* **AIM OF THE EXERCISE**
Return all entries precisely as they stand, without the images.
:: RAW RECORDS
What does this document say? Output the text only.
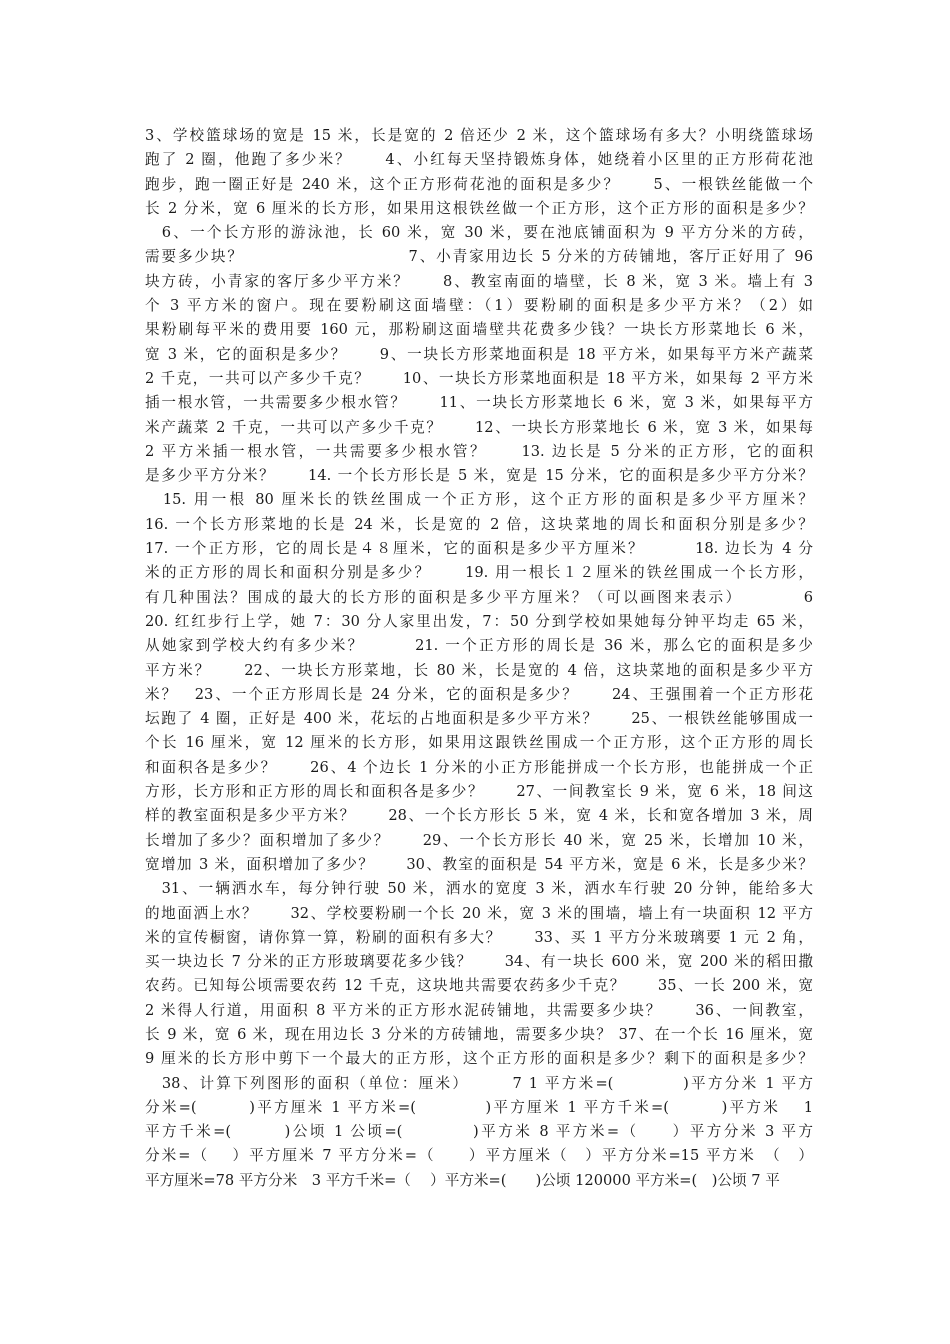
3、学校篮球场的宽是 15 米，长是宽的 2 倍还少 2 米，这个篮球场有多大？小明绕篮球场
跑了 2 圈，他跑了多少米？　　4、小红每天坚持锻炼身体，她绕着小区里的正方形荷花池
跑步，跑一圈正好是 240 米，这个正方形荷花池的面积是多少？　　5、一根铁丝能做一个
长 2 分米，宽 6 厘米的长方形，如果用这根铁丝做一个正方形，这个正方形的面积是多少？
　6、一个长方形的游泳池，长 60 米，宽 30 米，要在池底铺面积为 9 平方分米的方砖，
需要多少块？　　　　　　　　　　7、小青家用边长 5 分米的方砖铺地，客厅正好用了 96
块方砖，小青家的客厅多少平方米？　　8、教室南面的墙壁，长 8 米，宽 3 米。墙上有 3
个 3 平方米的窗户。现在要粉刷这面墙壁：（1）要粉刷的面积是多少平方米？（2）如
果粉刷每平米的费用要 160 元，那粉刷这面墙壁共花费多少钱？一块长方形菜地长 6 米，
宽 3 米，它的面积是多少？　　9、一块长方形菜地面积是 18 平方米，如果每平方米产蔬菜
2 千克，一共可以产多少千克？　　10、一块长方形菜地面积是 18 平方米，如果每 2 平方米
插一根水管，一共需要多少根水管？　　11、一块长方形菜地长 6 米，宽 3 米，如果每平方
米产蔬菜 2 千克，一共可以产多少千克？　　12、一块长方形菜地长 6 米，宽 3 米，如果每
2 平方米插一根水管，一共需要多少根水管？　　13. 边长是 5 分米的正方形，它的面积
是多少平方分米？　　14. 一个长方形长是 5 米，宽是 15 分米，它的面积是多少平方分米？
　15. 用一根 80 厘米长的铁丝围成一个正方形，这个正方形的面积是多少平方厘米？
16. 一个长方形菜地的长是 24 米，长是宽的 2 倍，这块菜地的周长和面积分别是多少？
17. 一个正方形，它的周长是４８厘米，它的面积是多少平方厘米？　　　18. 边长为 4 分
米的正方形的周长和面积分别是多少？　　19. 用一根长１２厘米的铁丝围成一个长方形，
有几种围法？围成的最大的长方形的面积是多少平方厘米？（可以画图来表示）　　　　6
20. 红红步行上学，她 7：30 分人家里出发，7：50 分到学校如果她每分钟平均走 65 米，
从她家到学校大约有多少米？　　　21. 一个正方形的周长是 36 米，那么它的面积是多少
平方米？　　22、一块长方形菜地，长 80 米，长是宽的 4 倍，这块菜地的面积是多少平方
米？　23、一个正方形周长是 24 分米，它的面积是多少？　　24、王强围着一个正方形花
坛跑了 4 圈，正好是 400 米，花坛的占地面积是多少平方米？　　25、一根铁丝能够围成一
个长 16 厘米，宽 12 厘米的长方形，如果用这跟铁丝围成一个正方形，这个正方形的周长
和面积各是多少？　　26、4 个边长 1 分米的小正方形能拼成一个长方形，也能拼成一个正
方形，长方形和正方形的周长和面积各是多少？　　27、一间教室长 9 米，宽 6 米，18 间这
样的教室面积是多少平方米？　　28、一个长方形长 5 米，宽 4 米，长和宽各增加 3 米，周
长增加了多少？面积增加了多少？　　29、一个长方形长 40 米，宽 25 米，长增加 10 米，
宽增加 3 米，面积增加了多少？　　30、教室的面积是 54 平方米，宽是 6 米，长是多少米？
　31、一辆洒水车，每分钟行驶 50 米，洒水的宽度 3 米，洒水车行驶 20 分钟，能给多大
的地面洒上水？　　32、学校要粉刷一个长 20 米，宽 3 米的围墙，墙上有一块面积 12 平方
米的宣传橱窗，请你算一算，粉刷的面积有多大？　　33、买 1 平方分米玻璃要 1 元 2 角，
买一块边长 7 分米的正方形玻璃要花多少钱？　　34、有一块长 600 米，宽 200 米的稻田撒
农药。已知每公顷需要农药 12 千克，这块地共需要农药多少千克？　　35、一长 200 米，宽
2 米得人行道，用面积 8 平方米的正方形水泥砖铺地，共需要多少块？　　36、一间教室，
长 9 米，宽 6 米，现在用边长 3 分米的方砖铺地，需要多少块？ 37、在一个长 16 厘米，宽
9 厘米的长方形中剪下一个最大的正方形，这个正方形的面积是多少？剩下的面积是多少？
　38、计算下列图形的面积（单位：厘米）　　　7 1 平方米=(　　　　)平方分米 1 平方
分米=(　　　)平方厘米 1 平方米=(　　　　)平方厘米 1 平方千米=(　　　)平方米　 1
平方千米=(　　　)公顷 1 公顷=(　　　　)平方米 8 平方米=（　　）平方分米 3 平方
分米=（　 ）平方厘米 7 平方分米=（　　）平方厘米（　）平方分米=15 平方米　（　）
平方厘米=78 平方分米　3 平方千米=（　 ）平方米=(　　)公顷 120000 平方米=(　)公顷 7 平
::::
* **THE SOLUTION**
What does this document say? Output the text only.
3、学校篮球场的宽是 15 米，长是宽的 2 倍还少 2 米，这个篮球场有多大？小明绕篮球场
跑了 2 圈，他跑了多少米？　　4、小红每天坚持锻炼身体，她绕着小区里的正方形荷花池
跑步，跑一圈正好是 240 米，这个正方形荷花池的面积是多少？　　5、一根铁丝能做一个
长 2 分米，宽 6 厘米的长方形，如果用这根铁丝做一个正方形，这个正方形的面积是多少？
　6、一个长方形的游泳池，长 60 米，宽 30 米，要在池底铺面积为 9 平方分米的方砖，
需要多少块？　　　　　　　　　　7、小青家用边长 5 分米的方砖铺地，客厅正好用了 96
块方砖，小青家的客厅多少平方米？　　8、教室南面的墙壁，长 8 米，宽 3 米。墙上有 3
个 3 平方米的窗户。现在要粉刷这面墙壁：（1）要粉刷的面积是多少平方米？（2）如
果粉刷每平米的费用要 160 元，那粉刷这面墙壁共花费多少钱？一块长方形菜地长 6 米，
宽 3 米，它的面积是多少？　　9、一块长方形菜地面积是 18 平方米，如果每平方米产蔬菜
2 千克，一共可以产多少千克？　　10、一块长方形菜地面积是 18 平方米，如果每 2 平方米
插一根水管，一共需要多少根水管？　　11、一块长方形菜地长 6 米，宽 3 米，如果每平方
米产蔬菜 2 千克，一共可以产多少千克？　　12、一块长方形菜地长 6 米，宽 3 米，如果每
2 平方米插一根水管，一共需要多少根水管？　　13. 边长是 5 分米的正方形，它的面积
是多少平方分米？　　14. 一个长方形长是 5 米，宽是 15 分米，它的面积是多少平方分米？
　15. 用一根 80 厘米长的铁丝围成一个正方形，这个正方形的面积是多少平方厘米？
16. 一个长方形菜地的长是 24 米，长是宽的 2 倍，这块菜地的周长和面积分别是多少？
17. 一个正方形，它的周长是４８厘米，它的面积是多少平方厘米？　　　18. 边长为 4 分
米的正方形的周长和面积分别是多少？　　19. 用一根长１２厘米的铁丝围成一个长方形，
有几种围法？围成的最大的长方形的面积是多少平方厘米？（可以画图来表示）　　　　6
20. 红红步行上学，她 7：30 分人家里出发，7：50 分到学校如果她每分钟平均走 65 米，
从她家到学校大约有多少米？　　　21. 一个正方形的周长是 36 米，那么它的面积是多少
平方米？　　22、一块长方形菜地，长 80 米，长是宽的 4 倍，这块菜地的面积是多少平方
米？　23、一个正方形周长是 24 分米，它的面积是多少？　　24、王强围着一个正方形花
坛跑了 4 圈，正好是 400 米，花坛的占地面积是多少平方米？　　25、一根铁丝能够围成一
个长 16 厘米，宽 12 厘米的长方形，如果用这跟铁丝围成一个正方形，这个正方形的周长
和面积各是多少？　　26、4 个边长 1 分米的小正方形能拼成一个长方形，也能拼成一个正
方形，长方形和正方形的周长和面积各是多少？　　27、一间教室长 9 米，宽 6 米，18 间这
样的教室面积是多少平方米？　　28、一个长方形长 5 米，宽 4 米，长和宽各增加 3 米，周
长增加了多少？面积增加了多少？　　29、一个长方形长 40 米，宽 25 米，长增加 10 米，
宽增加 3 米，面积增加了多少？　　30、教室的面积是 54 平方米，宽是 6 米，长是多少米？
　31、一辆洒水车，每分钟行驶 50 米，洒水的宽度 3 米，洒水车行驶 20 分钟，能给多大
的地面洒上水？　　32、学校要粉刷一个长 20 米，宽 3 米的围墙，墙上有一块面积 12 平方
米的宣传橱窗，请你算一算，粉刷的面积有多大？　　33、买 1 平方分米玻璃要 1 元 2 角，
买一块边长 7 分米的正方形玻璃要花多少钱？　　34、有一块长 600 米，宽 200 米的稻田撒
农药。已知每公顷需要农药 12 千克，这块地共需要农药多少千克？　　35、一长 200 米，宽
2 米得人行道，用面积 8 平方米的正方形水泥砖铺地，共需要多少块？　　36、一间教室，
长 9 米，宽 6 米，现在用边长 3 分米的方砖铺地，需要多少块？ 37、在一个长 16 厘米，宽
9 厘米的长方形中剪下一个最大的正方形，这个正方形的面积是多少？剩下的面积是多少？
　38、计算下列图形的面积（单位：厘米）　　　7 1 平方米=(　　　　)平方分米 1 平方
分米=(　　　)平方厘米 1 平方米=(　　　　)平方厘米 1 平方千米=(　　　)平方米　 1
平方千米=(　　　)公顷 1 公顷=(　　　　)平方米 8 平方米=（　　）平方分米 3 平方
分米=（　 ）平方厘米 7 平方分米=（　　）平方厘米（　）平方分米=15 平方米　（　）
平方厘米=78 平方分米　3 平方千米=（　 ）平方米=(　　)公顷 120000 平方米=(　)公顷 7 平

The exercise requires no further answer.